Report how many lines of the entries below contain the word "NASA", and nothing more.

··· DATA EXTRACT ···

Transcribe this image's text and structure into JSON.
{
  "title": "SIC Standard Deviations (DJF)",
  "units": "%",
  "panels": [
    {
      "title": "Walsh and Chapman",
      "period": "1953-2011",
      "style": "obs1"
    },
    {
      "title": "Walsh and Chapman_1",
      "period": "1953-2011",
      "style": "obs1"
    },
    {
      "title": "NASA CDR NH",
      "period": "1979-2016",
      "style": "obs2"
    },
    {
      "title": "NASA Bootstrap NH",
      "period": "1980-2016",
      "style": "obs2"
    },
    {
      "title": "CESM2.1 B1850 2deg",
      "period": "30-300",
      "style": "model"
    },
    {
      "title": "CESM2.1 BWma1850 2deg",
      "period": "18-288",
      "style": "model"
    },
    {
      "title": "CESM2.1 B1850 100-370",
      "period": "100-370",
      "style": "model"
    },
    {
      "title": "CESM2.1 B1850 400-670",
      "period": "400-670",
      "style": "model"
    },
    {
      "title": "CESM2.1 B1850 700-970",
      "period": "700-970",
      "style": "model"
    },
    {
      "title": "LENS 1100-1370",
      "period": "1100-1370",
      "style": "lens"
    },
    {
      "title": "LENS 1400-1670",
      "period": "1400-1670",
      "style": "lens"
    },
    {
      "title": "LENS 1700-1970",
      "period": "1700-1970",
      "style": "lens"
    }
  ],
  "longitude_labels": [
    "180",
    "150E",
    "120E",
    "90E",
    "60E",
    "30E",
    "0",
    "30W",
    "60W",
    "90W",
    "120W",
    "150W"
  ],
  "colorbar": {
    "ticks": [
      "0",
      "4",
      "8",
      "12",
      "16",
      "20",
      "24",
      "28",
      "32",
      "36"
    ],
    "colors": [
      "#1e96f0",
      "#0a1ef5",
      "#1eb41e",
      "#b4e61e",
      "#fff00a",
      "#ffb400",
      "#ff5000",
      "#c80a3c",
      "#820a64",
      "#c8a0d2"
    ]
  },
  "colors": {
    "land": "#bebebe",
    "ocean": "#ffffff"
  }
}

···

RESULT OF THE EXERCISE
2